PROBLEM TO WORK ON
Using the records provided below, locate and copy each line that contains the word "Poison".

RECORDS FOR THIS TASK
━━━

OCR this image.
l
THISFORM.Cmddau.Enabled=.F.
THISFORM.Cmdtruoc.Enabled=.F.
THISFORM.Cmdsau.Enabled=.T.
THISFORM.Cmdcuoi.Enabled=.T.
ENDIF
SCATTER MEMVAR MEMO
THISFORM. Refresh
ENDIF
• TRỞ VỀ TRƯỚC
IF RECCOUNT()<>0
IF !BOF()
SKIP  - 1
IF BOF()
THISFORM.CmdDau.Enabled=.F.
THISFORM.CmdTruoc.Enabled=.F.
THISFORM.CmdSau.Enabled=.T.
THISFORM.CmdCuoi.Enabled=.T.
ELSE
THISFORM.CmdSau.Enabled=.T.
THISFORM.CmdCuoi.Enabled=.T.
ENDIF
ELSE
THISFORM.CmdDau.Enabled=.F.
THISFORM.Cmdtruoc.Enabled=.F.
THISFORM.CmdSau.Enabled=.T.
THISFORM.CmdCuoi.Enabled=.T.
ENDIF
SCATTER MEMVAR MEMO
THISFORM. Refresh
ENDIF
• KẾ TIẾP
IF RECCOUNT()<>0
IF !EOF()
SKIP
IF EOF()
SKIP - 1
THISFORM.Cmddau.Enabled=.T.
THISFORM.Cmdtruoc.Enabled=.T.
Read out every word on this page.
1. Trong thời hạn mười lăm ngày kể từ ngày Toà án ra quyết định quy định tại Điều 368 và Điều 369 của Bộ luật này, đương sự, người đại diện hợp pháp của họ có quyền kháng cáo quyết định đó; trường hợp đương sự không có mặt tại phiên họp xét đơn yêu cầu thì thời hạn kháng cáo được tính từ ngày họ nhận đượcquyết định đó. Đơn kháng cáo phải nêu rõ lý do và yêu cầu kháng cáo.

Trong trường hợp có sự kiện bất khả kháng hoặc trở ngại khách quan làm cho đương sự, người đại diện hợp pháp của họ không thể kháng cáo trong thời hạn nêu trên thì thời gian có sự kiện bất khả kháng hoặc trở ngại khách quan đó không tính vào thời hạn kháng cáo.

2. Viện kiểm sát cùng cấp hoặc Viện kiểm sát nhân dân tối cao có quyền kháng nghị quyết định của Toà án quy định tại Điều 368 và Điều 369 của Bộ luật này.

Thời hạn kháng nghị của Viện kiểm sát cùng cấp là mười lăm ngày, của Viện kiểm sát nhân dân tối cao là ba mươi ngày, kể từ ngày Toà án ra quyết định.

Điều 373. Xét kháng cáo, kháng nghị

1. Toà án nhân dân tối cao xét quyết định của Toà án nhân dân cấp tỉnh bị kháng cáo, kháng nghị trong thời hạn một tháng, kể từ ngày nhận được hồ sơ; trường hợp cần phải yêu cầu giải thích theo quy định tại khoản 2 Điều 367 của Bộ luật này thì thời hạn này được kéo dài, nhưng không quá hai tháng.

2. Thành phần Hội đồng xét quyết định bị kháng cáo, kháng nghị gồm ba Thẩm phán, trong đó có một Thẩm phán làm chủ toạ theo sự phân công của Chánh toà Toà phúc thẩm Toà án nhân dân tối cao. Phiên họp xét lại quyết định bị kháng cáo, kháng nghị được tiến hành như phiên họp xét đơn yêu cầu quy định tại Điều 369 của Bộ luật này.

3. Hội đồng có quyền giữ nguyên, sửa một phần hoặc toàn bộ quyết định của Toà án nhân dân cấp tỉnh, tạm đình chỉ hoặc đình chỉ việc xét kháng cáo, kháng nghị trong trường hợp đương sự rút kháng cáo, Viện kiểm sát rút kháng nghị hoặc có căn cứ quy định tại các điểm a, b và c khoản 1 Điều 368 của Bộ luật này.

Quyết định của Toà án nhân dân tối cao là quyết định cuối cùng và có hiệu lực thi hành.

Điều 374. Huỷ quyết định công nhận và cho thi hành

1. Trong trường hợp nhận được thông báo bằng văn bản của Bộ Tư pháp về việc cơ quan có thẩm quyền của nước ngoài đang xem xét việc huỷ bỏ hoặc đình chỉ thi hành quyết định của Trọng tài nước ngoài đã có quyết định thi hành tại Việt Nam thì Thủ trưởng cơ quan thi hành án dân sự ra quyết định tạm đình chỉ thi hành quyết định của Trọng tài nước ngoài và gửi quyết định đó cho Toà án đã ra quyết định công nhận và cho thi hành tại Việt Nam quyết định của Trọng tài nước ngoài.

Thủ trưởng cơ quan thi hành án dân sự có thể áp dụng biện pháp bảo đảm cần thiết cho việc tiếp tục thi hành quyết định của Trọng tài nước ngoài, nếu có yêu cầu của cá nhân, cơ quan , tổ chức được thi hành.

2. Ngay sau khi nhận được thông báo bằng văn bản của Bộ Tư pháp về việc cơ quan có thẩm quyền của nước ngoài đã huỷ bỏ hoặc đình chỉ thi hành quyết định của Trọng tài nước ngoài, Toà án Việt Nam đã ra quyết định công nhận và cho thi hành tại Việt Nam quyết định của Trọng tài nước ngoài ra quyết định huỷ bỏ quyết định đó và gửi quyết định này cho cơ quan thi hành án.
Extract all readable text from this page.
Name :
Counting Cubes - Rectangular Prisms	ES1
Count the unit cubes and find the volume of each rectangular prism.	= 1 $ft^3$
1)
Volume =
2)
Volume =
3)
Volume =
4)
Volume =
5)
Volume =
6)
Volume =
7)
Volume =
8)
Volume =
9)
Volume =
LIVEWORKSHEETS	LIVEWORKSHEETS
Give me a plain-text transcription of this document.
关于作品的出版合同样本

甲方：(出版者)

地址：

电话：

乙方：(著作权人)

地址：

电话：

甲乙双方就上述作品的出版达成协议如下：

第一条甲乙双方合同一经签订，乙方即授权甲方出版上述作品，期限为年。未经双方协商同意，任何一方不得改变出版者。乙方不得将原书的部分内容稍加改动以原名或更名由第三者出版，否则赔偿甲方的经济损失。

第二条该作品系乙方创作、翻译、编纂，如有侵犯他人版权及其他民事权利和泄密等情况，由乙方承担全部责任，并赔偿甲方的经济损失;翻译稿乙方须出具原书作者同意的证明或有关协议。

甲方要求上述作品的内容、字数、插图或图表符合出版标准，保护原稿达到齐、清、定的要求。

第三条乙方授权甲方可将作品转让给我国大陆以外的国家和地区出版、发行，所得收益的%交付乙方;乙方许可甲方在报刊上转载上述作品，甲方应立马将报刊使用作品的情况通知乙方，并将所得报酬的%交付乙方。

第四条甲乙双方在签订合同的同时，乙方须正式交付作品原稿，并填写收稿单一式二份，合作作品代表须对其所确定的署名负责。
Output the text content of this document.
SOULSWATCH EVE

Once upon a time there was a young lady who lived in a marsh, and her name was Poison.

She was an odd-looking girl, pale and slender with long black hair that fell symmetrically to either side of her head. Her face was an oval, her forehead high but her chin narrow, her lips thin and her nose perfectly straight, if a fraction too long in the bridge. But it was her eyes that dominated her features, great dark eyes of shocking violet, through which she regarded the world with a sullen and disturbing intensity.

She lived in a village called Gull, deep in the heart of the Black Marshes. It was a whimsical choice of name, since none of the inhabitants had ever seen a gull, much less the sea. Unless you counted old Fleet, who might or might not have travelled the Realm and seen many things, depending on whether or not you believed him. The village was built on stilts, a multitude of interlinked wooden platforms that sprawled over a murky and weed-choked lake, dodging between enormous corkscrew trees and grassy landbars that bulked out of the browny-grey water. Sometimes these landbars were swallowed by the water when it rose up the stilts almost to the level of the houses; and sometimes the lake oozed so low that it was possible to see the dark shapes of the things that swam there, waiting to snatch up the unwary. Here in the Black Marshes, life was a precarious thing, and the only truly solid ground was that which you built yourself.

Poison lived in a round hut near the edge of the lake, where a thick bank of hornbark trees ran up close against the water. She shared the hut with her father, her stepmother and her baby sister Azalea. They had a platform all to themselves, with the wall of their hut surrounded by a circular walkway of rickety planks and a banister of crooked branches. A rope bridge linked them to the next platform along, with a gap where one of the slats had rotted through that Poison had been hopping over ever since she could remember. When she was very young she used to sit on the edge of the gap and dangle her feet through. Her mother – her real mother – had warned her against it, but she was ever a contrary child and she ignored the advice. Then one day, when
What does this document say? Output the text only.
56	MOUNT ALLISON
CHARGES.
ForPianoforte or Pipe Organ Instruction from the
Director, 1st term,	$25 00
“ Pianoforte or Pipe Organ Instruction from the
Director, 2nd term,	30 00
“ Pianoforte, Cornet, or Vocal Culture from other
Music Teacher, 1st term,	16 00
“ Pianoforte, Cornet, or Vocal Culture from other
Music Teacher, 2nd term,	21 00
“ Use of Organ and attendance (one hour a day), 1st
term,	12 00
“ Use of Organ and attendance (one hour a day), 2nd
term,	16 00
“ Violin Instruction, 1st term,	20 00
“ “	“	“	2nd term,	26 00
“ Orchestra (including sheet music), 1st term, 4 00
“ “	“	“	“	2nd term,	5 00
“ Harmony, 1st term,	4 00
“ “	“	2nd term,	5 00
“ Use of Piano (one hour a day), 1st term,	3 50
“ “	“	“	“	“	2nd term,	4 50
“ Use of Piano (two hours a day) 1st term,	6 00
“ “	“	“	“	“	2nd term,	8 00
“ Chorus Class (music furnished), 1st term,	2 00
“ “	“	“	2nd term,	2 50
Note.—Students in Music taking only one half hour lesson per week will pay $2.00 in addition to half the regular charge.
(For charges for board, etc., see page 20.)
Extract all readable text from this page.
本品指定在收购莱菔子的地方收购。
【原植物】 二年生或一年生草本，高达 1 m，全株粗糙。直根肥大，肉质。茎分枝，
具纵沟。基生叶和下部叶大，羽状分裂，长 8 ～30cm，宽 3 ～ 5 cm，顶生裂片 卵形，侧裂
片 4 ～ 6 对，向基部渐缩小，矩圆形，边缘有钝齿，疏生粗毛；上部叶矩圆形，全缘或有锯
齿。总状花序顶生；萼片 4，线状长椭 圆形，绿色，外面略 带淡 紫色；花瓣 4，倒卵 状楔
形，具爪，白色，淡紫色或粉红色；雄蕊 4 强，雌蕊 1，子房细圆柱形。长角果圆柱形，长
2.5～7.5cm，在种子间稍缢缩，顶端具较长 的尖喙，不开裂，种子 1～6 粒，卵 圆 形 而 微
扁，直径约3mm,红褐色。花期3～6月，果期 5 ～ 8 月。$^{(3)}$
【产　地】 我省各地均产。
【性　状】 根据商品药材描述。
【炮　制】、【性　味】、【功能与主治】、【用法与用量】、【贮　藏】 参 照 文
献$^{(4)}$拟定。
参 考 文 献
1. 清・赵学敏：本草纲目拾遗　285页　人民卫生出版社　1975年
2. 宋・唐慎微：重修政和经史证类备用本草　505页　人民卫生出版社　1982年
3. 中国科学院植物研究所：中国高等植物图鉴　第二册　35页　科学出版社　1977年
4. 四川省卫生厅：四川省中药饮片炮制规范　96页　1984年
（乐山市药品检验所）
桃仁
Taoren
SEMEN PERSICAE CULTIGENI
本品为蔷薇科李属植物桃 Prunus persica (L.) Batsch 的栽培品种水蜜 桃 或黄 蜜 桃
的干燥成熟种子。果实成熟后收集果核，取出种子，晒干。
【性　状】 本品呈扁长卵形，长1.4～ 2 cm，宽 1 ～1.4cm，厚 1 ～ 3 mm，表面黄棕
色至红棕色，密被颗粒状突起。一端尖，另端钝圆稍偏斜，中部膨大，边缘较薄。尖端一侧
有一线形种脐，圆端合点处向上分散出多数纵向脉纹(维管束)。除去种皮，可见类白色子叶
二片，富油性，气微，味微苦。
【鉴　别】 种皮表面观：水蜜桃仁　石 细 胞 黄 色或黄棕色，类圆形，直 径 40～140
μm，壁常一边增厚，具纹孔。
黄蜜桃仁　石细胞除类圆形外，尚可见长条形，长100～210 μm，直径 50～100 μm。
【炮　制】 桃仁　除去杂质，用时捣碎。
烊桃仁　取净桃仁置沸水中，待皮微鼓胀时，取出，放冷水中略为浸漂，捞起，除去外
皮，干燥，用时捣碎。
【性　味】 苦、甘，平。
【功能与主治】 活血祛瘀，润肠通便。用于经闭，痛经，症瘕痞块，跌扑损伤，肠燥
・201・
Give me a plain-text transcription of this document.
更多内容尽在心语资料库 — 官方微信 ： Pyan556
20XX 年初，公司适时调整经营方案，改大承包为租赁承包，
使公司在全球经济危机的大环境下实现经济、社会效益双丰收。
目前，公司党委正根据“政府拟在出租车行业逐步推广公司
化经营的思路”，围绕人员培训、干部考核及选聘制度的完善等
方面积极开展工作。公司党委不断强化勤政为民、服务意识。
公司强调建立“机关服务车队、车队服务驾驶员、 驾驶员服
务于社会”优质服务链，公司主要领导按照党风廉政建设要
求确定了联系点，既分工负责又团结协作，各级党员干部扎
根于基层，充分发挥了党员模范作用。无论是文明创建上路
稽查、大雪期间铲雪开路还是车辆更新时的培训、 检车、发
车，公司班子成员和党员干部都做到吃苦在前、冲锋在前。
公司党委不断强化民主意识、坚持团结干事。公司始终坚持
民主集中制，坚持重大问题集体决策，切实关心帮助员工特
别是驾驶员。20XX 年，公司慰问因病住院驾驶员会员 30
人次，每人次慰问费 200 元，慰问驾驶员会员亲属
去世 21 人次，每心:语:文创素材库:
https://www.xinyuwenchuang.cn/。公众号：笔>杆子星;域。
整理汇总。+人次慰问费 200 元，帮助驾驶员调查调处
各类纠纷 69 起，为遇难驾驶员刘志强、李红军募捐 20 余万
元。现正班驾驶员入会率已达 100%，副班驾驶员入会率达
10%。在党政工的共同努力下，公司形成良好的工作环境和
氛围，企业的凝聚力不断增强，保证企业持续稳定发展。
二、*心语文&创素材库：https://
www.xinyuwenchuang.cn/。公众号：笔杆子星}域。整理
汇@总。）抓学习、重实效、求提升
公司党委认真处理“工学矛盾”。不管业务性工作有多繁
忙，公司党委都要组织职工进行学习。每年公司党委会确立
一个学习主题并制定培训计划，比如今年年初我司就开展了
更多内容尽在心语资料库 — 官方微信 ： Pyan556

━━━

FINISHED TASK
Once upon a time there was a young lady who lived in a marsh, and her name was Poison.
Poison lived in a round hut near the edge of the lake, where a thick bank of hornbark trees ran up close against the water. She shared the hut with her father, her stepmother and her baby sister Azalea. They had a platform all to themselves, with the wall of their hut surrounded by a circular walkway of rickety planks and a banister of crooked branches. A rope bridge linked them to the next platform along, with a gap where one of the slats had rotted through that Poison had been hopping over ever since she could remember. When she was very young she used to sit on the edge of the gap and dangle her feet through. Her mother – her real mother – had warned her against it, but she was ever a contrary child and she ignored the advice. Then one day, when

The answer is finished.